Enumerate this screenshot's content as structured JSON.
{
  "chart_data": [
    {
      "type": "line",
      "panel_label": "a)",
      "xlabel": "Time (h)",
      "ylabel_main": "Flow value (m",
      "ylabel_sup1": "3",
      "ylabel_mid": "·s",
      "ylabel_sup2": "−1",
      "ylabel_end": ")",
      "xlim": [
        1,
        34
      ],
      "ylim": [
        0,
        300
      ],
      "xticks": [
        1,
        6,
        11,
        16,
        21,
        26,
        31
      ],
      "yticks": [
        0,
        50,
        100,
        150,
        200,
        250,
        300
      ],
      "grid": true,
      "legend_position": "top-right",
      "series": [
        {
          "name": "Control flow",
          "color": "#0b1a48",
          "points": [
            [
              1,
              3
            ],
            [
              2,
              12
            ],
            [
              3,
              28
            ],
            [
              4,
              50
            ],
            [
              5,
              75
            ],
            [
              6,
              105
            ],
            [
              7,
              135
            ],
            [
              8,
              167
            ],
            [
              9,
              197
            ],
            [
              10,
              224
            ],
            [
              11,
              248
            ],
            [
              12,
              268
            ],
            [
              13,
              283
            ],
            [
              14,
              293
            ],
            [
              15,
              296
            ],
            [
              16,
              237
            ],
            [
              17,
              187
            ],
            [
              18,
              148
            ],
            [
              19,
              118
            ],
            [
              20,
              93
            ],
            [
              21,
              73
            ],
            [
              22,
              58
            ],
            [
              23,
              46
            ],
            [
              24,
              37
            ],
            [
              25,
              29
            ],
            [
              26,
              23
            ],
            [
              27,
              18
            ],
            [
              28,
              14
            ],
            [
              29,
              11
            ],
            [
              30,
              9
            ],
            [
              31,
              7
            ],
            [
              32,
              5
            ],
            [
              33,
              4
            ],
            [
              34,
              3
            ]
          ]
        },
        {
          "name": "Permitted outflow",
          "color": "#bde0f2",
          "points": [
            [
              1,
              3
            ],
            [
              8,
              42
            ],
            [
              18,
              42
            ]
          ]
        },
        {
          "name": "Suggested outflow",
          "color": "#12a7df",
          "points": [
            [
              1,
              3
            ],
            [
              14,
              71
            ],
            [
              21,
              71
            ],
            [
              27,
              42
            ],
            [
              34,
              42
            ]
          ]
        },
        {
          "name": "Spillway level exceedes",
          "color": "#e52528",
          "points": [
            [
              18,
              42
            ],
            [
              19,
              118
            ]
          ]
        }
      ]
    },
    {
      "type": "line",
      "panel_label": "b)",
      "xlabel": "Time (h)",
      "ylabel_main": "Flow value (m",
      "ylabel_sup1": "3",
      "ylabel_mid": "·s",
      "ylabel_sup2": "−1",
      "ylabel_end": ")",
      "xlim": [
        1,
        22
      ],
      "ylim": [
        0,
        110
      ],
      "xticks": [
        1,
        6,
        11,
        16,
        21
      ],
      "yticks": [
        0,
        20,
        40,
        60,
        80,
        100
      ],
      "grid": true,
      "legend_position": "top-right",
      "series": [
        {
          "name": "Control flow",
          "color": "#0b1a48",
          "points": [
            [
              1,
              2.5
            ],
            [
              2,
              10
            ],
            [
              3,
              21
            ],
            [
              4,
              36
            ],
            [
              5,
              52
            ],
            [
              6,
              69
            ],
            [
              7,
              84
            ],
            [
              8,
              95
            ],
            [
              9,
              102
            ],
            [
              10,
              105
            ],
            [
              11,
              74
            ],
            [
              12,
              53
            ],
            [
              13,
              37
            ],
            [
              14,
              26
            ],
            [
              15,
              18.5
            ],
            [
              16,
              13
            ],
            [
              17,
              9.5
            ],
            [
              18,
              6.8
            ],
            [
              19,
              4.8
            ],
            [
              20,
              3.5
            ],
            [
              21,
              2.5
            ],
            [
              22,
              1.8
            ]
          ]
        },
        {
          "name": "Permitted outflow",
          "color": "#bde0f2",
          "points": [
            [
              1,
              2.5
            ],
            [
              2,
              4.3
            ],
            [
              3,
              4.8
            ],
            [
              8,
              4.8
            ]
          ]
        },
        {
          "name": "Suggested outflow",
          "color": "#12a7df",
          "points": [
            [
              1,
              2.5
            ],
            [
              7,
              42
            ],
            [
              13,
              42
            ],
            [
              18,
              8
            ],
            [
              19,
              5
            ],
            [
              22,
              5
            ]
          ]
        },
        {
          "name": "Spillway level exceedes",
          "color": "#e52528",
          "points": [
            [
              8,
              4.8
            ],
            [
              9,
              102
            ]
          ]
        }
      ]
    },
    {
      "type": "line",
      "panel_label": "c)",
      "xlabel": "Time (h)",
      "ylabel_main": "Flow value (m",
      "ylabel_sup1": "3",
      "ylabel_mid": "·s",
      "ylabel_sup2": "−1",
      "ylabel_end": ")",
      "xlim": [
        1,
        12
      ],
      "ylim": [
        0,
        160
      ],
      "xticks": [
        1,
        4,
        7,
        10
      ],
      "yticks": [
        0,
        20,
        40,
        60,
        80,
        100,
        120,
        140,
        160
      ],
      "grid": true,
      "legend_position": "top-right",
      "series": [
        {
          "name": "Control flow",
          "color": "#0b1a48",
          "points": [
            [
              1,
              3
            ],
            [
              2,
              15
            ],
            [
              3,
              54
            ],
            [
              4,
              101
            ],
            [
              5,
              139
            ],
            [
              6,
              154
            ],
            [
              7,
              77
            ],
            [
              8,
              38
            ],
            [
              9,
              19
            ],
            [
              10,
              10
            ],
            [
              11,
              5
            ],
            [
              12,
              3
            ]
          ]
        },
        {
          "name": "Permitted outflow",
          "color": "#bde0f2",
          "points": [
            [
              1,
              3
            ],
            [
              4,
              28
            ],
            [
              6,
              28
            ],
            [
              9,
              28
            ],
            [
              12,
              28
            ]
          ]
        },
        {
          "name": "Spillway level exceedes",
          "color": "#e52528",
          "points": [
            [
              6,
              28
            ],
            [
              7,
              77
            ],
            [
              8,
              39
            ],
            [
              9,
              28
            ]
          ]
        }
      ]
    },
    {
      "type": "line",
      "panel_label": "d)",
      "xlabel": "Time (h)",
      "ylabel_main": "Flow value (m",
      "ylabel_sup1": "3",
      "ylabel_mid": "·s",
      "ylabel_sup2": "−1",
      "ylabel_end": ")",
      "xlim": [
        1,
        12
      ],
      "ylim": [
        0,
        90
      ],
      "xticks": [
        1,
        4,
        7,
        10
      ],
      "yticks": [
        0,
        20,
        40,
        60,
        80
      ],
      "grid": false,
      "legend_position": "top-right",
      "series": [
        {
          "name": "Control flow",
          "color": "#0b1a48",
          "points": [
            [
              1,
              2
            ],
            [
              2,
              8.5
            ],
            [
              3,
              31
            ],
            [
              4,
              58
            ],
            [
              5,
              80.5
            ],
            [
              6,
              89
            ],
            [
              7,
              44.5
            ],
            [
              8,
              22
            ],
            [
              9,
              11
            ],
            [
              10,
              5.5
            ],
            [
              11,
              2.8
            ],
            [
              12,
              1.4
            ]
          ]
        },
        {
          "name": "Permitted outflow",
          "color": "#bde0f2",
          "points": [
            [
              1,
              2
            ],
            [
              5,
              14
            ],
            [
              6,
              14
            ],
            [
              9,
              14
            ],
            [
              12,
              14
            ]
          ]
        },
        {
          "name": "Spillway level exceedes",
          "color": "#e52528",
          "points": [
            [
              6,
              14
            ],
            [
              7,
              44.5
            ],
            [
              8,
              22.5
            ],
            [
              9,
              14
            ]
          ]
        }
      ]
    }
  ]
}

> [Task directions]: Copy out the material word for word and line for line.

> [Reply to the exercise]:
Enumerate this screenshot's content as structured JSON.
{
  "chart_data": [
    {
      "type": "line",
      "panel_label": "a)",
      "xlabel": "Time (h)",
      "ylabel_main": "Flow value (m",
      "ylabel_sup1": "3",
      "ylabel_mid": "·s",
      "ylabel_sup2": "−1",
      "ylabel_end": ")",
      "xlim": [
        1,
        34
      ],
      "ylim": [
        0,
        300
      ],
      "xticks": [
        1,
        6,
        11,
        16,
        21,
        26,
        31
      ],
      "yticks": [
        0,
        50,
        100,
        150,
        200,
        250,
        300
      ],
      "grid": true,
      "legend_position": "top-right",
      "series": [
        {
          "name": "Control flow",
          "color": "#0b1a48",
          "points": [
            [
              1,
              3
            ],
            [
              2,
              12
            ],
            [
              3,
              28
            ],
            [
              4,
              50
            ],
            [
              5,
              75
            ],
            [
              6,
              105
            ],
            [
              7,
              135
            ],
            [
              8,
              167
            ],
            [
              9,
              197
            ],
            [
              10,
              224
            ],
            [
              11,
              248
            ],
            [
              12,
              268
            ],
            [
              13,
              283
            ],
            [
              14,
              293
            ],
            [
              15,
              296
            ],
            [
              16,
              237
            ],
            [
              17,
              187
            ],
            [
              18,
              148
            ],
            [
              19,
              118
            ],
            [
              20,
              93
            ],
            [
              21,
              73
            ],
            [
              22,
              58
            ],
            [
              23,
              46
            ],
            [
              24,
              37
            ],
            [
              25,
              29
            ],
            [
              26,
              23
            ],
            [
              27,
              18
            ],
            [
              28,
              14
            ],
            [
              29,
              11
            ],
            [
              30,
              9
            ],
            [
              31,
              7
            ],
            [
              32,
              5
            ],
            [
              33,
              4
            ],
            [
              34,
              3
            ]
          ]
        },
        {
          "name": "Permitted outflow",
          "color": "#bde0f2",
          "points": [
            [
              1,
              3
            ],
            [
              8,
              42
            ],
            [
              18,
              42
            ]
          ]
        },
        {
          "name": "Suggested outflow",
          "color": "#12a7df",
          "points": [
            [
              1,
              3
            ],
            [
              14,
              71
            ],
            [
              21,
              71
            ],
            [
              27,
              42
            ],
            [
              34,
              42
            ]
          ]
        },
        {
          "name": "Spillway level exceedes",
          "color": "#e52528",
          "points": [
            [
              18,
              42
            ],
            [
              19,
              118
            ]
          ]
        }
      ]
    },
    {
      "type": "line",
      "panel_label": "b)",
      "xlabel": "Time (h)",
      "ylabel_main": "Flow value (m",
      "ylabel_sup1": "3",
      "ylabel_mid": "·s",
      "ylabel_sup2": "−1",
      "ylabel_end": ")",
      "xlim": [
        1,
        22
      ],
      "ylim": [
        0,
        110
      ],
      "xticks": [
        1,
        6,
        11,
        16,
        21
      ],
      "yticks": [
        0,
        20,
        40,
        60,
        80,
        100
      ],
      "grid": true,
      "legend_position": "top-right",
      "series": [
        {
          "name": "Control flow",
          "color": "#0b1a48",
          "points": [
            [
              1,
              2.5
            ],
            [
              2,
              10
            ],
            [
              3,
              21
            ],
            [
              4,
              36
            ],
            [
              5,
              52
            ],
            [
              6,
              69
            ],
            [
              7,
              84
            ],
            [
              8,
              95
            ],
            [
              9,
              102
            ],
            [
              10,
              105
            ],
            [
              11,
              74
            ],
            [
              12,
              53
            ],
            [
              13,
              37
            ],
            [
              14,
              26
            ],
            [
              15,
              18.5
            ],
            [
              16,
              13
            ],
            [
              17,
              9.5
            ],
            [
              18,
              6.8
            ],
            [
              19,
              4.8
            ],
            [
              20,
              3.5
            ],
            [
              21,
              2.5
            ],
            [
              22,
              1.8
            ]
          ]
        },
        {
          "name": "Permitted outflow",
          "color": "#bde0f2",
          "points": [
            [
              1,
              2.5
            ],
            [
              2,
              4.3
            ],
            [
              3,
              4.8
            ],
            [
              8,
              4.8
            ]
          ]
        },
        {
          "name": "Suggested outflow",
          "color": "#12a7df",
          "points": [
            [
              1,
              2.5
            ],
            [
              7,
              42
            ],
            [
              13,
              42
            ],
            [
              18,
              8
            ],
            [
              19,
              5
            ],
            [
              22,
              5
            ]
          ]
        },
        {
          "name": "Spillway level exceedes",
          "color": "#e52528",
          "points": [
            [
              8,
              4.8
            ],
            [
              9,
              102
            ]
          ]
        }
      ]
    },
    {
      "type": "line",
      "panel_label": "c)",
      "xlabel": "Time (h)",
      "ylabel_main": "Flow value (m",
      "ylabel_sup1": "3",
      "ylabel_mid": "·s",
      "ylabel_sup2": "−1",
      "ylabel_end": ")",
      "xlim": [
        1,
        12
      ],
      "ylim": [
        0,
        160
      ],
      "xticks": [
        1,
        4,
        7,
        10
      ],
      "yticks": [
        0,
        20,
        40,
        60,
        80,
        100,
        120,
        140,
        160
      ],
      "grid": true,
      "legend_position": "top-right",
      "series": [
        {
          "name": "Control flow",
          "color": "#0b1a48",
          "points": [
            [
              1,
              3
            ],
            [
              2,
              15
            ],
            [
              3,
              54
            ],
            [
              4,
              101
            ],
            [
              5,
              139
            ],
            [
              6,
              154
            ],
            [
              7,
              77
            ],
            [
              8,
              38
            ],
            [
              9,
              19
            ],
            [
              10,
              10
            ],
            [
              11,
              5
            ],
            [
              12,
              3
            ]
          ]
        },
        {
          "name": "Permitted outflow",
          "color": "#bde0f2",
          "points": [
            [
              1,
              3
            ],
            [
              4,
              28
            ],
            [
              6,
              28
            ],
            [
              9,
              28
            ],
            [
              12,
              28
            ]
          ]
        },
        {
          "name": "Spillway level exceedes",
          "color": "#e52528",
          "points": [
            [
              6,
              28
            ],
            [
              7,
              77
            ],
            [
              8,
              39
            ],
            [
              9,
              28
            ]
          ]
        }
      ]
    },
    {
      "type": "line",
      "panel_label": "d)",
      "xlabel": "Time (h)",
      "ylabel_main": "Flow value (m",
      "ylabel_sup1": "3",
      "ylabel_mid": "·s",
      "ylabel_sup2": "−1",
      "ylabel_end": ")",
      "xlim": [
        1,
        12
      ],
      "ylim": [
        0,
        90
      ],
      "xticks": [
        1,
        4,
        7,
        10
      ],
      "yticks": [
        0,
        20,
        40,
        60,
        80
      ],
      "grid": false,
      "legend_position": "top-right",
      "series": [
        {
          "name": "Control flow",
          "color": "#0b1a48",
          "points": [
            [
              1,
              2
            ],
            [
              2,
              8.5
            ],
            [
              3,
              31
            ],
            [
              4,
              58
            ],
            [
              5,
              80.5
            ],
            [
              6,
              89
            ],
            [
              7,
              44.5
            ],
            [
              8,
              22
            ],
            [
              9,
              11
            ],
            [
              10,
              5.5
            ],
            [
              11,
              2.8
            ],
            [
              12,
              1.4
            ]
          ]
        },
        {
          "name": "Permitted outflow",
          "color": "#bde0f2",
          "points": [
            [
              1,
              2
            ],
            [
              5,
              14
            ],
            [
              6,
              14
            ],
            [
              9,
              14
            ],
            [
              12,
              14
            ]
          ]
        },
        {
          "name": "Spillway level exceedes",
          "color": "#e52528",
          "points": [
            [
              6,
              14
            ],
            [
              7,
              44.5
            ],
            [
              8,
              22.5
            ],
            [
              9,
              14
            ]
          ]
        }
      ]
    }
  ]
}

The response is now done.